* [WORK INSTRUCTIONS] Look through the material below. Copy each line that contains the string "خواهد".

-=-=-

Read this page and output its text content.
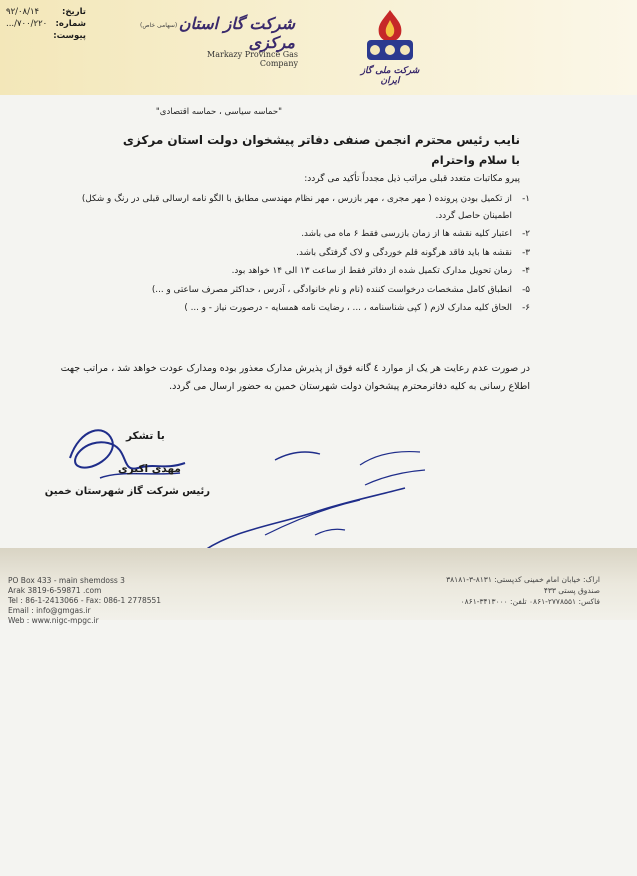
تاریخ:
۹۲/۰۸/۱۴
شماره:
۷۰۰/۲۲۰/...
پیوست:
شرکت گاز استان مرکزی
(سهامی خاص)
Markazy Province Gas Company
شرکت ملی گاز ایران
"حماسه سیاسی ، حماسه اقتصادی"
نایب رئیس محترم انجمن صنفی دفاتر پیشخوان دولت استان مرکزی
با سلام واحترام
پیرو مکاتبات متعدد قبلی مراتب ذیل مجدداً تأکید می گردد:
۱-
از تکمیل بودن پرونده ( مهر مجری ، مهر بازرس ، مهر نظام مهندسی مطابق با الگو نامه ارسالی قبلی در رنگ و شکل) اطمینان حاصل گردد.
۲-
اعتبار کلیه نقشه ها از زمان بازرسی فقط ۶ ماه می باشد.
۳-
نقشه ها باید فاقد هرگونه قلم خوردگی و لاک گرفتگی باشد.
۴-
زمان تحویل مدارک تکمیل شده از دفاتر فقط از ساعت ۱۳ الی ۱۴ خواهد بود.
۵-
انطباق کامل مشخصات درخواست کننده (نام و نام خانوادگی ، آدرس ، حداکثر مصرف ساعتی و ...)
۶-
الحاق کلیه مدارک لازم ( کپی شناسنامه ، ... ، رضایت نامه همسایه - درصورت نیاز - و ... )
در صورت عدم رعایت هر یک از موارد ٤ گانه فوق از پذیرش مدارک معذور بوده ومدارک عودت خواهد شد ، مراتب جهت اطلاع رسانی به کلیه دفاترمحترم پیشخوان دولت شهرستان خمین به حضور ارسال می گردد.
با تشکر
مهدی اکبری
رئیس شرکت گاز شهرستان خمین
PO Box 433 - main shemdoss 3
Arak 3819-6-59871 .com
Tel : 86-1-2413066 - Fax: 086-1 2778551
Email : info@gmgas.ir
Web : www.nigc-mpgc.ir
اراک: خیابان امام خمینی کدپستی: ۸۱۳۱-۳-۳۸۱۸۱
صندوق پستی ۴۳۳
فاکس: ۲۷۷۸۵۵۱-۰۸۶۱ تلفن: ۳۴۱۳۰۰۰-۰۸۶۱
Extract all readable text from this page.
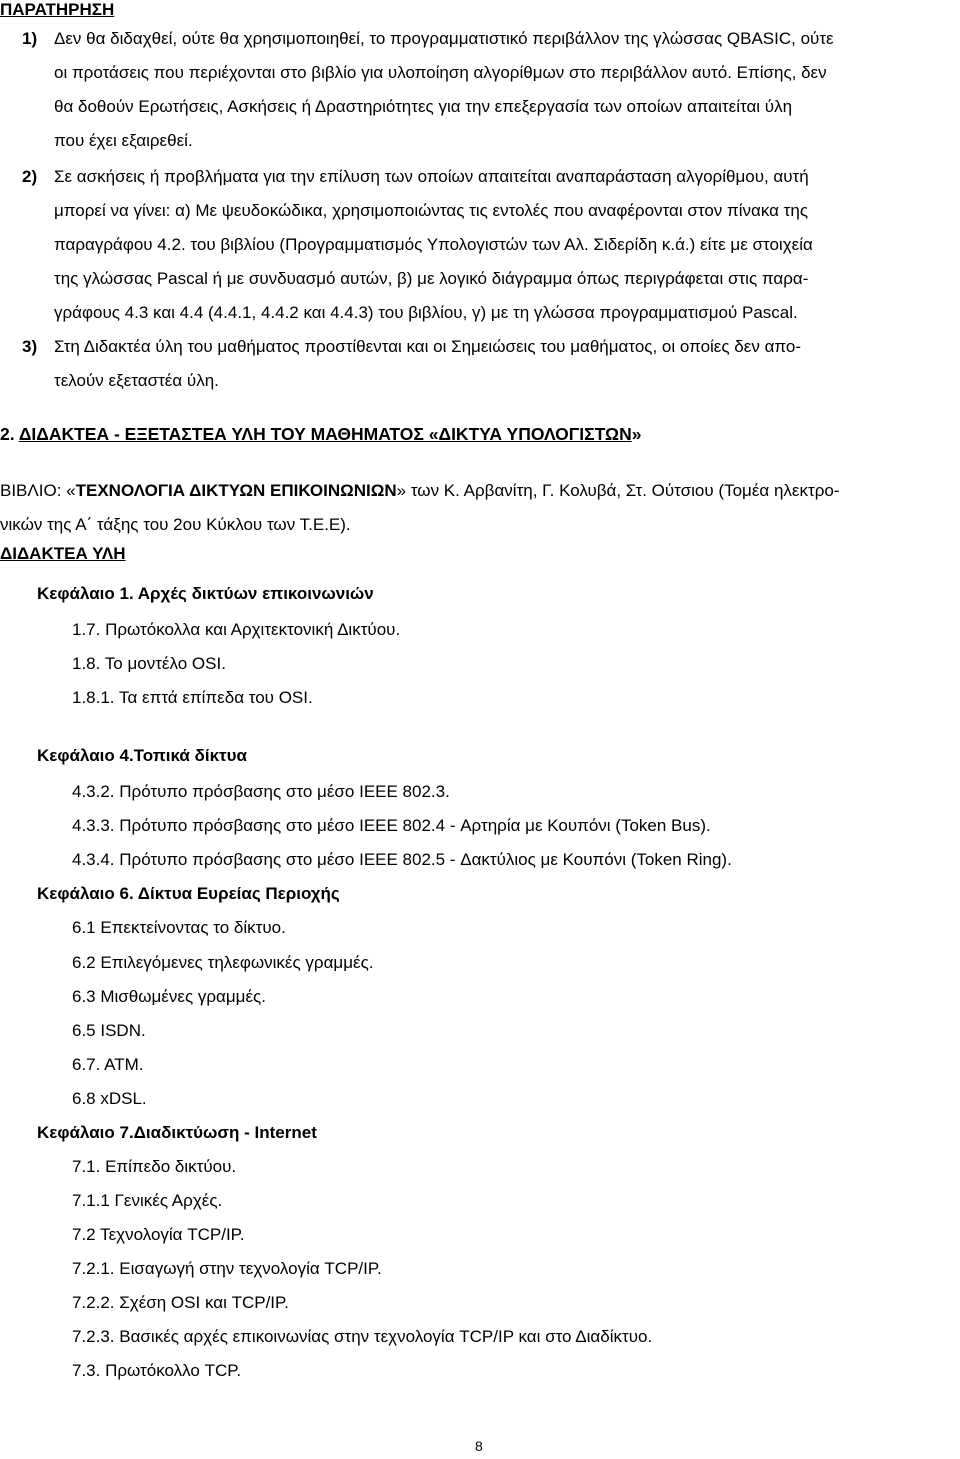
ΠΑΡΑΤΗΡΗΣΗ
1) Δεν θα διδαχθεί, ούτε θα χρησιμοποιηθεί, το προγραμματιστικό περιβάλλον της γλώσσας QBASIC, ούτε
οι προτάσεις που περιέχονται στο βιβλίο για υλοποίηση αλγορίθμων στο περιβάλλον αυτό. Επίσης, δεν
θα δοθούν Ερωτήσεις, Ασκήσεις ή Δραστηριότητες για την επεξεργασία των οποίων απαιτείται ύλη
που έχει εξαιρεθεί.
2) Σε ασκήσεις ή προβλήματα για την επίλυση των οποίων απαιτείται αναπαράσταση αλγορίθμου, αυτή
μπορεί να γίνει: α) Με ψευδοκώδικα, χρησιμοποιώντας τις εντολές που αναφέρονται στον πίνακα της
παραγράφου 4.2. του βιβλίου (Προγραμματισμός Υπολογιστών των Αλ. Σιδερίδη κ.ά.) είτε με στοιχεία
της γλώσσας Pascal ή με συνδυασμό αυτών, β) με λογικό διάγραμμα όπως περιγράφεται στις παρα-
γράφους 4.3 και 4.4 (4.4.1, 4.4.2 και 4.4.3) του βιβλίου, γ) με τη γλώσσα προγραμματισμού Pascal.
3) Στη Διδακτέα ύλη του μαθήματος προστίθενται και οι Σημειώσεις του μαθήματος, οι οποίες δεν απο-
τελούν εξεταστέα ύλη.
2. ΔΙΔΑΚΤΕΑ - ΕΞΕΤΑΣΤΕΑ ΥΛΗ ΤΟΥ ΜΑΘΗΜΑΤΟΣ «ΔΙΚΤΥΑ ΥΠΟΛΟΓΙΣΤΩΝ»
ΒΙΒΛΙΟ: «ΤΕΧΝΟΛΟΓΙΑ ΔΙΚΤΥΩΝ ΕΠΙΚΟΙΝΩΝΙΩΝ» των Κ. Αρβανίτη, Γ. Κολυβά, Στ. Ούτσιου (Τομέα ηλεκτρο-
νικών της Α΄ τάξης του 2ου Κύκλου των Τ.Ε.Ε).
ΔΙΔΑΚΤΕΑ ΥΛΗ
Κεφάλαιο 1. Αρχές δικτύων επικοινωνιών
1.7. Πρωτόκολλα και Αρχιτεκτονική Δικτύου.
1.8. Το μοντέλο OSI.
1.8.1. Τα επτά επίπεδα του OSI.
Κεφάλαιο 4.Τοπικά δίκτυα
4.3.2. Πρότυπο πρόσβασης στο μέσο IEEE 802.3.
4.3.3. Πρότυπο πρόσβασης στο μέσο IEEE 802.4 - Αρτηρία με Κουπόνι (Token Bus).
4.3.4. Πρότυπο πρόσβασης στο μέσο IEEE 802.5 - Δακτύλιος με Κουπόνι (Token Ring).
Κεφάλαιο 6. Δίκτυα Ευρείας Περιοχής
6.1 Επεκτείνοντας το δίκτυο.
6.2 Επιλεγόμενες τηλεφωνικές γραμμές.
6.3 Μισθωμένες γραμμές.
6.5 ISDN.
6.7. ATM.
6.8 xDSL.
Κεφάλαιο 7.Διαδικτύωση - Internet
7.1. Επίπεδο δικτύου.
7.1.1 Γενικές Αρχές.
7.2 Τεχνολογία TCP/IP.
7.2.1. Εισαγωγή στην τεχνολογία TCP/IP.
7.2.2. Σχέση OSI και TCP/IP.
7.2.3. Βασικές αρχές επικοινωνίας στην τεχνολογία TCP/IP και στο Διαδίκτυο.
7.3. Πρωτόκολλο TCP.
8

-=-=-

* [THE RESPONSE]
زمان تحویل مدارک تکمیل شده از دفاتر فقط از ساعت ۱۳ الی ۱۴ خواهد بود.
در صورت عدم رعایت هر یک از موارد ٤ گانه فوق از پذیرش مدارک معذور بوده ومدارک عودت خواهد شد ، مراتب جهت اطلاع رسانی به کلیه دفاترمحترم پیشخوان دولت شهرستان خمین به حضور ارسال می گردد.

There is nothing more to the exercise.